Problem description: Please copy out each line of the listing that contains the word "Gottes".

Available data:
==========

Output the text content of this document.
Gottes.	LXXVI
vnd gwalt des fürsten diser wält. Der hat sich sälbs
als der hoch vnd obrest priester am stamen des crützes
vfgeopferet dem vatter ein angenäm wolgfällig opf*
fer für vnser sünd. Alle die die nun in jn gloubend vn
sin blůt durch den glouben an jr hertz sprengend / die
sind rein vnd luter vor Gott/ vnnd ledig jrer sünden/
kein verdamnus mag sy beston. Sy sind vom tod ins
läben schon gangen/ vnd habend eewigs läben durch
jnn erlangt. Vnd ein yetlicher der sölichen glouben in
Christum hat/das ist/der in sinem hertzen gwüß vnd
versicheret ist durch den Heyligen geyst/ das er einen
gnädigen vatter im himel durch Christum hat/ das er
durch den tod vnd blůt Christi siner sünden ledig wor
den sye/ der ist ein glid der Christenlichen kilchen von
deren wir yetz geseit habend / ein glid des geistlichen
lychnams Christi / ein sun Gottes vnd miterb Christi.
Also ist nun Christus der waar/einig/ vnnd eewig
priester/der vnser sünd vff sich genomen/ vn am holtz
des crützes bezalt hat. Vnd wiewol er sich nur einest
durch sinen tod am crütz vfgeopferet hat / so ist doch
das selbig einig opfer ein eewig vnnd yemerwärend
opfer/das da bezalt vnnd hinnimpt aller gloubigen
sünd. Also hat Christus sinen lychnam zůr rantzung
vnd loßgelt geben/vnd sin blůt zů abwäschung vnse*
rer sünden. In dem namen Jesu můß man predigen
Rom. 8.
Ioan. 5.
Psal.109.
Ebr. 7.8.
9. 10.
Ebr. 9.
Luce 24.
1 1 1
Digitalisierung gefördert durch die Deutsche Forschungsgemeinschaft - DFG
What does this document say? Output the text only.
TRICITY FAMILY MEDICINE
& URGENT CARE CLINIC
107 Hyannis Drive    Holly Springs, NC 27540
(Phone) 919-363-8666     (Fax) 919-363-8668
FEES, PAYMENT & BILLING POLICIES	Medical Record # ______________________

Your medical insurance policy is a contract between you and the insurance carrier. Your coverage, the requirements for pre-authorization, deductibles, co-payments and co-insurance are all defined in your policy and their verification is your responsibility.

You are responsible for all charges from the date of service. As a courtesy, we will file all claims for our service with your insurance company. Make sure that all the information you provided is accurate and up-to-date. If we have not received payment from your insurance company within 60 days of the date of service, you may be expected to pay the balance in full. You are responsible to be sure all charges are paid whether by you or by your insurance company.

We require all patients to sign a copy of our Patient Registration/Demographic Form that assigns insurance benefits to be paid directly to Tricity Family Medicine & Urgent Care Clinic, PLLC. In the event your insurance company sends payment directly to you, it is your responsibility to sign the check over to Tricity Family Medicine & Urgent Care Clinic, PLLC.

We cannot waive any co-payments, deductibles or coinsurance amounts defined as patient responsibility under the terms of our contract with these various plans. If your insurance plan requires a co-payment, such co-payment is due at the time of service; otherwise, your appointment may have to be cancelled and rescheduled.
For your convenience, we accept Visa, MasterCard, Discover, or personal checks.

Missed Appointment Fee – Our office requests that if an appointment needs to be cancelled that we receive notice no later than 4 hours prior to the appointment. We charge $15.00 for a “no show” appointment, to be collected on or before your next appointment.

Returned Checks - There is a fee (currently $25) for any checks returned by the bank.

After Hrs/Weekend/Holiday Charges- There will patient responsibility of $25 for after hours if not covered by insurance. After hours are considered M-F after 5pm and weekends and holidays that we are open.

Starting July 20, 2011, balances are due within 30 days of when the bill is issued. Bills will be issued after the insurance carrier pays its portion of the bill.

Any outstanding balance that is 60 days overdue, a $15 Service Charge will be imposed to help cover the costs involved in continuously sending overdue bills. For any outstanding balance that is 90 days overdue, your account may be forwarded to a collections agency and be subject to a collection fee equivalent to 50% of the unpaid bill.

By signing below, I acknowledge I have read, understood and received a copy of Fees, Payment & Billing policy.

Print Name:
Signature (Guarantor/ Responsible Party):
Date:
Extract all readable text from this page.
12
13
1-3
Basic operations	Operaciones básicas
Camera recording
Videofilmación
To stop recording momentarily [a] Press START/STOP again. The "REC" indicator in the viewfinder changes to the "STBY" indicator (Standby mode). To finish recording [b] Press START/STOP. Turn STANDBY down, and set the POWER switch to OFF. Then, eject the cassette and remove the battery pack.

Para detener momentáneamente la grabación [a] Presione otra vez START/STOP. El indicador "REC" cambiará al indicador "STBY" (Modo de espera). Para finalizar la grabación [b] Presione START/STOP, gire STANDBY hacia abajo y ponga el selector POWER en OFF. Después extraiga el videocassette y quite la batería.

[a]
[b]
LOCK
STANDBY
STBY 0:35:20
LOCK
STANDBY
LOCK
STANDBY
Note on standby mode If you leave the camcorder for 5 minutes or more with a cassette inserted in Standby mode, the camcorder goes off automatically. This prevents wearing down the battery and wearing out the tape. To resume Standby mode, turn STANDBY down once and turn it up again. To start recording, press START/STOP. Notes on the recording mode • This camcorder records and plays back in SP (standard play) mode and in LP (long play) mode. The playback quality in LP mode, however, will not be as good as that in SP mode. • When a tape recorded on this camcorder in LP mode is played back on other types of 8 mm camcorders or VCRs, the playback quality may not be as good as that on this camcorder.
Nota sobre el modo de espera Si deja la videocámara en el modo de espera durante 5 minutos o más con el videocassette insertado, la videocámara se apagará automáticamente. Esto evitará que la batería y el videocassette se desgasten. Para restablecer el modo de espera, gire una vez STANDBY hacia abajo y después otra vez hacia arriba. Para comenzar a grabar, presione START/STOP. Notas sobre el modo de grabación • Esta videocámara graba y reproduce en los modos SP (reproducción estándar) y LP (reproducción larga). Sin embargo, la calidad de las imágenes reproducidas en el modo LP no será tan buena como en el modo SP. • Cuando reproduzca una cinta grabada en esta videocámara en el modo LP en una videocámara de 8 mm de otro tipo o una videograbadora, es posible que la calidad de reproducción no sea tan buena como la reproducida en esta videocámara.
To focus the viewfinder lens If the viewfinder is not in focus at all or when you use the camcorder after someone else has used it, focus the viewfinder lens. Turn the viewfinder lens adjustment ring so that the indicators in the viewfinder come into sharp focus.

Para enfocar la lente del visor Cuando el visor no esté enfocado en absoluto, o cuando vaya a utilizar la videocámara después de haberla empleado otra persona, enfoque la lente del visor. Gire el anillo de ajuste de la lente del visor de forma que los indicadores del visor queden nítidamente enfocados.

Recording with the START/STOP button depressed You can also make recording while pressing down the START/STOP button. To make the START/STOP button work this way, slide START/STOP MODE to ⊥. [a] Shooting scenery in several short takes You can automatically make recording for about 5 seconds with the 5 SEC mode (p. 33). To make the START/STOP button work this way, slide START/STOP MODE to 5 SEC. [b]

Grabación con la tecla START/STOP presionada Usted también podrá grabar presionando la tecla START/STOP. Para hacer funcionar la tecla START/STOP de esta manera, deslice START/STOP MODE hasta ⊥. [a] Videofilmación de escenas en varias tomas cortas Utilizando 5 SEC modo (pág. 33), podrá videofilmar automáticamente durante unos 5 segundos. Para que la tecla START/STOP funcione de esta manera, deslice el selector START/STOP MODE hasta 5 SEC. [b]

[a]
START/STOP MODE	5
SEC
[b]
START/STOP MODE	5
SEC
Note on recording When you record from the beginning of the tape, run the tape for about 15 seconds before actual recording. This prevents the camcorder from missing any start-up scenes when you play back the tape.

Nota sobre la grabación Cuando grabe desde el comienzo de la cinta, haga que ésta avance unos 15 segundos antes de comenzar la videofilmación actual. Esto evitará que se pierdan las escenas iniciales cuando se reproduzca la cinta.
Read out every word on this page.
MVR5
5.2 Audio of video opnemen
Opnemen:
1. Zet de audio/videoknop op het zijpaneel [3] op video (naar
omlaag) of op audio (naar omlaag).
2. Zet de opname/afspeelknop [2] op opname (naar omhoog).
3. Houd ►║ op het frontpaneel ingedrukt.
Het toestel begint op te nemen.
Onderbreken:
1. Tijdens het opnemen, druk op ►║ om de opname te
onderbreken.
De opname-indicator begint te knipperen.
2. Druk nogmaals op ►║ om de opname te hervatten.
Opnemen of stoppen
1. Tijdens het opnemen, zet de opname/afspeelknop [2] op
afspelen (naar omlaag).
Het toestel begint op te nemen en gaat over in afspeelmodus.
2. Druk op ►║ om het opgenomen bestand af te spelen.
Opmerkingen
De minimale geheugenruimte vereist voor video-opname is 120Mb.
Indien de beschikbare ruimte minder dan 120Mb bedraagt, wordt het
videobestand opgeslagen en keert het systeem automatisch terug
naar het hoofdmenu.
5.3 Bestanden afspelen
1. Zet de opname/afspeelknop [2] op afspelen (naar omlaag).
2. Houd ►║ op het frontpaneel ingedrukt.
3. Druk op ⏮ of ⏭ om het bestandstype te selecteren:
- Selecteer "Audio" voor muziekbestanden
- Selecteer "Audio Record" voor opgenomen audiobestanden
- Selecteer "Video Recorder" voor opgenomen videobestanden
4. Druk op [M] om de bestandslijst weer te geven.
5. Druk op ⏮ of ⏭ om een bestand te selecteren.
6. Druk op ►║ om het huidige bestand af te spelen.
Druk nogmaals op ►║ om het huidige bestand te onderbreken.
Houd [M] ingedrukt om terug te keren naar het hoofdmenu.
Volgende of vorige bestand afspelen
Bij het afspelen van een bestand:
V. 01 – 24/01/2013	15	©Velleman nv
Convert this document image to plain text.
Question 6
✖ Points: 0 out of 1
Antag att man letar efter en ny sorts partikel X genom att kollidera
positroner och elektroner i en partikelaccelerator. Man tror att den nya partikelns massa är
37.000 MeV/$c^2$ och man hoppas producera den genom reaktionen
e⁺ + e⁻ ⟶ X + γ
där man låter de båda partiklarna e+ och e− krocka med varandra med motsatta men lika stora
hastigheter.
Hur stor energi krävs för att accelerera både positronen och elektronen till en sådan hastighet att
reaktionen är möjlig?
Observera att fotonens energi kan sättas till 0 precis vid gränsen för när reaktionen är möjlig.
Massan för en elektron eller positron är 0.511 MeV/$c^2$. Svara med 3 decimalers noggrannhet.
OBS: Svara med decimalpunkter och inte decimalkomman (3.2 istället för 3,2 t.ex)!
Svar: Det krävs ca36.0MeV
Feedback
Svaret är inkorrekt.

==========

Response:
Gottes.	LXXVI
lychnams Christi / ein sun Gottes vnd miterb Christi.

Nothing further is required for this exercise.